**The records**
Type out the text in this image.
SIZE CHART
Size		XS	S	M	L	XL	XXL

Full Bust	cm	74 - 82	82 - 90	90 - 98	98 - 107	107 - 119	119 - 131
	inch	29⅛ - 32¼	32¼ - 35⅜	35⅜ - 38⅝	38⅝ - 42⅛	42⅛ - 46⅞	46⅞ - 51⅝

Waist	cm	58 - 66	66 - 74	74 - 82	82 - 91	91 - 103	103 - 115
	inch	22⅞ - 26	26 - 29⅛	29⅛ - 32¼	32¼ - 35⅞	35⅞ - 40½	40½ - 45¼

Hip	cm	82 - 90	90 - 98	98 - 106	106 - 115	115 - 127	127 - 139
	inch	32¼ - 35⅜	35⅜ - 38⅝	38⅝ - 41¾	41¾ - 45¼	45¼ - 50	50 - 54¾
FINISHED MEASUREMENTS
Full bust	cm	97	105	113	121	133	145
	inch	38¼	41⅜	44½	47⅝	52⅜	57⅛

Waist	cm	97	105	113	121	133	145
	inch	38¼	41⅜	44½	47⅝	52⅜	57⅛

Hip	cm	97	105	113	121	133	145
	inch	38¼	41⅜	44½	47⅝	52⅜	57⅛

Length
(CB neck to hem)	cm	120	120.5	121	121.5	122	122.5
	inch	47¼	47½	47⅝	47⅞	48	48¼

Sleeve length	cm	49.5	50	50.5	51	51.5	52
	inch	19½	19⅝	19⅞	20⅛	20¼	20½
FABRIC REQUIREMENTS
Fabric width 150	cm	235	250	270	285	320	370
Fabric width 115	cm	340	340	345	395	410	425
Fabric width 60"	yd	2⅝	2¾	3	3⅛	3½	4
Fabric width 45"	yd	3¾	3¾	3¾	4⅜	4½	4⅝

**Your goal**
All of the data shown above must be copied exactly.

**Solved exercise**
Type out the text in this image.
SIZE CHART
Size		XS	S	M	L	XL	XXL

Full Bust	cm	74 - 82	82 - 90	90 - 98	98 - 107	107 - 119	119 - 131
	inch	29⅛ - 32¼	32¼ - 35⅜	35⅜ - 38⅝	38⅝ - 42⅛	42⅛ - 46⅞	46⅞ - 51⅝

Waist	cm	58 - 66	66 - 74	74 - 82	82 - 91	91 - 103	103 - 115
	inch	22⅞ - 26	26 - 29⅛	29⅛ - 32¼	32¼ - 35⅞	35⅞ - 40½	40½ - 45¼

Hip	cm	82 - 90	90 - 98	98 - 106	106 - 115	115 - 127	127 - 139
	inch	32¼ - 35⅜	35⅜ - 38⅝	38⅝ - 41¾	41¾ - 45¼	45¼ - 50	50 - 54¾
FINISHED MEASUREMENTS
Full bust	cm	97	105	113	121	133	145
	inch	38¼	41⅜	44½	47⅝	52⅜	57⅛

Waist	cm	97	105	113	121	133	145
	inch	38¼	41⅜	44½	47⅝	52⅜	57⅛

Hip	cm	97	105	113	121	133	145
	inch	38¼	41⅜	44½	47⅝	52⅜	57⅛

Length
(CB neck to hem)	cm	120	120.5	121	121.5	122	122.5
	inch	47¼	47½	47⅝	47⅞	48	48¼

Sleeve length	cm	49.5	50	50.5	51	51.5	52
	inch	19½	19⅝	19⅞	20⅛	20¼	20½
FABRIC REQUIREMENTS
Fabric width 150	cm	235	250	270	285	320	370
Fabric width 115	cm	340	340	345	395	410	425
Fabric width 60"	yd	2⅝	2¾	3	3⅛	3½	4
Fabric width 45"	yd	3¾	3¾	3¾	4⅜	4½	4⅝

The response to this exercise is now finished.